TO BE DONE
Identify the lines that contain the word "pairing", then copy them.

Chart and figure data

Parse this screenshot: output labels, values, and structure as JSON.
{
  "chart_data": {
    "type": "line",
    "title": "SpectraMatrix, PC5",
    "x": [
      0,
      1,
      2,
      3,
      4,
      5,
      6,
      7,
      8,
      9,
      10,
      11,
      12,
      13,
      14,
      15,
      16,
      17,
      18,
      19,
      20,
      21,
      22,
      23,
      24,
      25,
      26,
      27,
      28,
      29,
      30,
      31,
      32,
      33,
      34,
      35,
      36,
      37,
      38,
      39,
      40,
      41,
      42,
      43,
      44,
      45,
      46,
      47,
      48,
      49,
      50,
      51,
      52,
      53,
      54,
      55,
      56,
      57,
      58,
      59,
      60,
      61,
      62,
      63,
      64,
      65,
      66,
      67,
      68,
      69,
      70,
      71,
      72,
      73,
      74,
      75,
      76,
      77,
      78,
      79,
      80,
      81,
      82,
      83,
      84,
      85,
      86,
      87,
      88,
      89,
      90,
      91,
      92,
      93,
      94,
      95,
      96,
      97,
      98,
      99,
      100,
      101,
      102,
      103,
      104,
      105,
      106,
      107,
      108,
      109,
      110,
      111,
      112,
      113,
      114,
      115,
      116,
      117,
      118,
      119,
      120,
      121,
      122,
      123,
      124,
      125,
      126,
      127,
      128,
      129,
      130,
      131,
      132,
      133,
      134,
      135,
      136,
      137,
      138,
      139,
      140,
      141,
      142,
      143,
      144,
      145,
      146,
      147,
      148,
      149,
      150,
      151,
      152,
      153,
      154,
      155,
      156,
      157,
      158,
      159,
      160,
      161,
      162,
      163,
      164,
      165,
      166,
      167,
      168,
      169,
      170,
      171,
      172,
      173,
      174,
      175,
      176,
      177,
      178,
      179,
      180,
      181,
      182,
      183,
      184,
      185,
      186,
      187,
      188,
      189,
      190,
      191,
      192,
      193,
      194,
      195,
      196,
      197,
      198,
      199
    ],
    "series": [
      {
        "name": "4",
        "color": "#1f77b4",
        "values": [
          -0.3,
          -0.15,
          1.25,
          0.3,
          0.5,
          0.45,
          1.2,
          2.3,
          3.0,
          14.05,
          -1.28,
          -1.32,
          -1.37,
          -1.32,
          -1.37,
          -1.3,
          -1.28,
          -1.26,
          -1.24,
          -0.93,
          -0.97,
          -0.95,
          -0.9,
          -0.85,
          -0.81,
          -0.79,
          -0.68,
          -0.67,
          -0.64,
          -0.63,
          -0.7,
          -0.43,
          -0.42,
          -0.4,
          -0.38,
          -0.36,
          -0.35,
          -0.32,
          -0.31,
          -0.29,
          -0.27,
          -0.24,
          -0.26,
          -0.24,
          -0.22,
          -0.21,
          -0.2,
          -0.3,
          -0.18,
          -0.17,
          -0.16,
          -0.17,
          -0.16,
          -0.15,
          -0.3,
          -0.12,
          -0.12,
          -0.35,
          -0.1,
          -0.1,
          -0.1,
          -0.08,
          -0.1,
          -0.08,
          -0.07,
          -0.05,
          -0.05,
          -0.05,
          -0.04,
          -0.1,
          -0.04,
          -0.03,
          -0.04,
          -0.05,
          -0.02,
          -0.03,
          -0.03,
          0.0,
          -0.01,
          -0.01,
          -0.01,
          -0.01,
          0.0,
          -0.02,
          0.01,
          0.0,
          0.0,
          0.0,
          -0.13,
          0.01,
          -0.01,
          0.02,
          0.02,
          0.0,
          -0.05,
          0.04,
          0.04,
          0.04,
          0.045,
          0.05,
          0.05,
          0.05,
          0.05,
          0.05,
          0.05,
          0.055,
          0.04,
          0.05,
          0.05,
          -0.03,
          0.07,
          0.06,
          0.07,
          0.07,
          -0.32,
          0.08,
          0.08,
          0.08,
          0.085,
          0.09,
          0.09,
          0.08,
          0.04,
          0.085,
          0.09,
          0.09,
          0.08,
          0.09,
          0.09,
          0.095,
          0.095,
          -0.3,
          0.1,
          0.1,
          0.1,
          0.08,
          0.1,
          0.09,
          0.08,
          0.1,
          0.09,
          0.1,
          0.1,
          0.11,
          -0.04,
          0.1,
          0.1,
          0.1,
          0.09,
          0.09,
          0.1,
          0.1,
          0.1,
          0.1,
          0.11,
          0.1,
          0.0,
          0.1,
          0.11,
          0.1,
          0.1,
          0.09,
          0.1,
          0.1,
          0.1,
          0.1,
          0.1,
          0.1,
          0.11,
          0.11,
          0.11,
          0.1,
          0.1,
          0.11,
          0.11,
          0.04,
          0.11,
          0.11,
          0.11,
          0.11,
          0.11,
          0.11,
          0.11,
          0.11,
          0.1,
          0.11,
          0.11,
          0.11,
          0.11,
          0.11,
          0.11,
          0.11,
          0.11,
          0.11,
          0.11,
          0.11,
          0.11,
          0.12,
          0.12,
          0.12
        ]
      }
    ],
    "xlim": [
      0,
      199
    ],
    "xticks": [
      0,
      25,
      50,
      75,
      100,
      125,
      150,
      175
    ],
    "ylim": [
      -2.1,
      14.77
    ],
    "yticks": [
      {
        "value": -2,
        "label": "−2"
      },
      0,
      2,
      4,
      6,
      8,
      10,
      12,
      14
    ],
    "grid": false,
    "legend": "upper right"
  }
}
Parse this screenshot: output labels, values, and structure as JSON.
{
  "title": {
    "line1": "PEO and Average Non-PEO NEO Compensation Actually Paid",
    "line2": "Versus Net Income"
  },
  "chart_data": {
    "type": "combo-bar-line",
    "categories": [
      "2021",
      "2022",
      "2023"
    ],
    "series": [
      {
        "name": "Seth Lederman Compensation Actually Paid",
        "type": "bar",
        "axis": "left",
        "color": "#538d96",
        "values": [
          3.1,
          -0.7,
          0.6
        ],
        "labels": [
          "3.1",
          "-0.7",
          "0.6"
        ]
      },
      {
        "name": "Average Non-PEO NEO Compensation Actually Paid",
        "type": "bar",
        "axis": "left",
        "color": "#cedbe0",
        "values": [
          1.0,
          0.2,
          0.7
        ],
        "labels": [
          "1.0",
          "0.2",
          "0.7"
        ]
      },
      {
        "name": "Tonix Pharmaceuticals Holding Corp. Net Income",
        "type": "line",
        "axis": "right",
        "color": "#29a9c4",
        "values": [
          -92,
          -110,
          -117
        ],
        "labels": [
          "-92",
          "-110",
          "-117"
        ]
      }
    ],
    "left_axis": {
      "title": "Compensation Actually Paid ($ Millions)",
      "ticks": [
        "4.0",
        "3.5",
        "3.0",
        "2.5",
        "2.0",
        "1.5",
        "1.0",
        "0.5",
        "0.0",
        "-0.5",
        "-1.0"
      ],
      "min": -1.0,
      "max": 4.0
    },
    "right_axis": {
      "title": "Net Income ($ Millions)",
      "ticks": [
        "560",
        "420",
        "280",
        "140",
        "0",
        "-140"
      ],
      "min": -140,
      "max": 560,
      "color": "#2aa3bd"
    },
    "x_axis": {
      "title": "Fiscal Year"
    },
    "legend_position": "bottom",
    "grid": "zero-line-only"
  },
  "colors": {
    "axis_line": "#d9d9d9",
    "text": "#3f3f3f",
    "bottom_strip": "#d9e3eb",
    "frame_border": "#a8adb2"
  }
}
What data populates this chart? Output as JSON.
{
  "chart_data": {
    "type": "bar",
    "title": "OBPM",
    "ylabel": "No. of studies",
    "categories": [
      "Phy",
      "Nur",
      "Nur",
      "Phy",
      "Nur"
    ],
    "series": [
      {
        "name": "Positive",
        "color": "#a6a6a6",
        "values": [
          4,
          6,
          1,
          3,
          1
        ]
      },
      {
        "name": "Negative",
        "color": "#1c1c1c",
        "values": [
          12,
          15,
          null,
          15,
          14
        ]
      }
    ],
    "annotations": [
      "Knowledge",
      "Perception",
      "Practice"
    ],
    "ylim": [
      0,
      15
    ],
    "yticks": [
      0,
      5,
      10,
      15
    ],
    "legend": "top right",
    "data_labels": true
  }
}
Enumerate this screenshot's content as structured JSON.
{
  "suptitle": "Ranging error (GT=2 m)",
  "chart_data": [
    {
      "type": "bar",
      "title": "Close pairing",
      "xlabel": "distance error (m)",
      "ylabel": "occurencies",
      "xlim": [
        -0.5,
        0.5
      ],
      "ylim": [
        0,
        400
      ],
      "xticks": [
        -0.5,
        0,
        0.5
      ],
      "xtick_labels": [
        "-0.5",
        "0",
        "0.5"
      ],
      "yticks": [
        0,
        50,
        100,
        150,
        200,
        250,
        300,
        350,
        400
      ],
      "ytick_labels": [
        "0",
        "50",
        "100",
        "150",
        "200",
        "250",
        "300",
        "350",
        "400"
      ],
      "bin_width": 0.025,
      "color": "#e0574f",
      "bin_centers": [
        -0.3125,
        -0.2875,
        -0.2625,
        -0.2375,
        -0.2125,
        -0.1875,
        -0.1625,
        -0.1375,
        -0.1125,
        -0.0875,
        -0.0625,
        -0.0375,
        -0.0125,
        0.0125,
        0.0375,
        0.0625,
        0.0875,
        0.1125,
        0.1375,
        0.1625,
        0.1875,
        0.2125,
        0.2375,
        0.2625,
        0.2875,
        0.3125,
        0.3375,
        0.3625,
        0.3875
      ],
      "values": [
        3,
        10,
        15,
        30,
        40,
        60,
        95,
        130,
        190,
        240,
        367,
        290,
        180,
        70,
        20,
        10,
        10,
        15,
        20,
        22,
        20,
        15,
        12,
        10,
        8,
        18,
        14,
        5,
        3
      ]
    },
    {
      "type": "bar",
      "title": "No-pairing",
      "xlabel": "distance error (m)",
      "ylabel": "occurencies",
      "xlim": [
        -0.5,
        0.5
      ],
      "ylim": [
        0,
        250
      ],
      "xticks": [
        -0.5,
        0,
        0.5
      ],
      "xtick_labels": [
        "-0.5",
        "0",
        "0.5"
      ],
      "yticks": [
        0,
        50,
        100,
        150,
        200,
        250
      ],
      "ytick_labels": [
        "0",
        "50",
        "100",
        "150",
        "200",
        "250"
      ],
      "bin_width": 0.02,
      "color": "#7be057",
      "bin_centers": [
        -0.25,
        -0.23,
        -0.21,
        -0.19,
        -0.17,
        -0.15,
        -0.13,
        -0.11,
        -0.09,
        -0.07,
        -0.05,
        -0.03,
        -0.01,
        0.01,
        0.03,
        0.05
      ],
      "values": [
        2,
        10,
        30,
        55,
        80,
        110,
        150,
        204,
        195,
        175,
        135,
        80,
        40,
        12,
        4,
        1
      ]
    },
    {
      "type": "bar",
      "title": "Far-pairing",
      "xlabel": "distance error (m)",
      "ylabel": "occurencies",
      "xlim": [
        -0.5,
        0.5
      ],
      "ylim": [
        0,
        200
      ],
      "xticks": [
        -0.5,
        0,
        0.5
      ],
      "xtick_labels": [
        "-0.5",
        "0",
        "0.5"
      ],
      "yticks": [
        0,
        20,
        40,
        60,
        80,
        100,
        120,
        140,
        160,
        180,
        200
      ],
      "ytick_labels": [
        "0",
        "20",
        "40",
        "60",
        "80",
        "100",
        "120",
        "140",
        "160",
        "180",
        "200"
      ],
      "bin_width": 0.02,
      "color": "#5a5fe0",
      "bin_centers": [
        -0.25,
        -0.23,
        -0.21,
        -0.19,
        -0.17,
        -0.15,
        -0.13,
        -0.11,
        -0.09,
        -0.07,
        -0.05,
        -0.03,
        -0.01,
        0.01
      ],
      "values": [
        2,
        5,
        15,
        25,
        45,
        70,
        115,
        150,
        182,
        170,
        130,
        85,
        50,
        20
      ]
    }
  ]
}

EXERCISE ANSWER
      "title": "Close pairing",
      "title": "No-pairing",
      "title": "Far-pairing",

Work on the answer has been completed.